YOUR OBJECTIVE:
Your task is to extract every line from the material below exactly.

EXERCISE INPUTS:
((
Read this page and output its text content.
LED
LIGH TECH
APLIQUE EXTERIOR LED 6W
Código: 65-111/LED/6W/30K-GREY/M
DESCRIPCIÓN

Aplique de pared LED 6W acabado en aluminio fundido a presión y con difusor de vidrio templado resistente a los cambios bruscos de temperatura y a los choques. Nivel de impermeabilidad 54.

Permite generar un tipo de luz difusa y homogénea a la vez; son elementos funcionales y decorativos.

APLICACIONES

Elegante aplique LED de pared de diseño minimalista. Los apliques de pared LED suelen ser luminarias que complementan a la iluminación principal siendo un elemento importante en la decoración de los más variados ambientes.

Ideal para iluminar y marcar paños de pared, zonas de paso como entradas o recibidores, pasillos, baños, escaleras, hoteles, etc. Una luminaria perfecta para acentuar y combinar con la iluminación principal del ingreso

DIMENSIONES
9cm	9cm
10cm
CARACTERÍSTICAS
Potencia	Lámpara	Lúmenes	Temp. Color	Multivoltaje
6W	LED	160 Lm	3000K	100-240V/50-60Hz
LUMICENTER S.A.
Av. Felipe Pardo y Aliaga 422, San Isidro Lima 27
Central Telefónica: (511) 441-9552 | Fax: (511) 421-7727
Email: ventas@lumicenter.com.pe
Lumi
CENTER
))
WRITTEN ANSWER:
Read this page and output its text content.
LED
LIGH TECH
APLIQUE EXTERIOR LED 6W
Código: 65-111/LED/6W/30K-GREY/M
DESCRIPCIÓN

Aplique de pared LED 6W acabado en aluminio fundido a presión y con difusor de vidrio templado resistente a los cambios bruscos de temperatura y a los choques. Nivel de impermeabilidad 54.

Permite generar un tipo de luz difusa y homogénea a la vez; son elementos funcionales y decorativos.

APLICACIONES

Elegante aplique LED de pared de diseño minimalista. Los apliques de pared LED suelen ser luminarias que complementan a la iluminación principal siendo un elemento importante en la decoración de los más variados ambientes.

Ideal para iluminar y marcar paños de pared, zonas de paso como entradas o recibidores, pasillos, baños, escaleras, hoteles, etc. Una luminaria perfecta para acentuar y combinar con la iluminación principal del ingreso

DIMENSIONES
9cm	9cm
10cm
CARACTERÍSTICAS
Potencia	Lámpara	Lúmenes	Temp. Color	Multivoltaje
6W	LED	160 Lm	3000K	100-240V/50-60Hz
LUMICENTER S.A.
Av. Felipe Pardo y Aliaga 422, San Isidro Lima 27
Central Telefónica: (511) 441-9552 | Fax: (511) 421-7727
Email: ventas@lumicenter.com.pe
Lumi
CENTER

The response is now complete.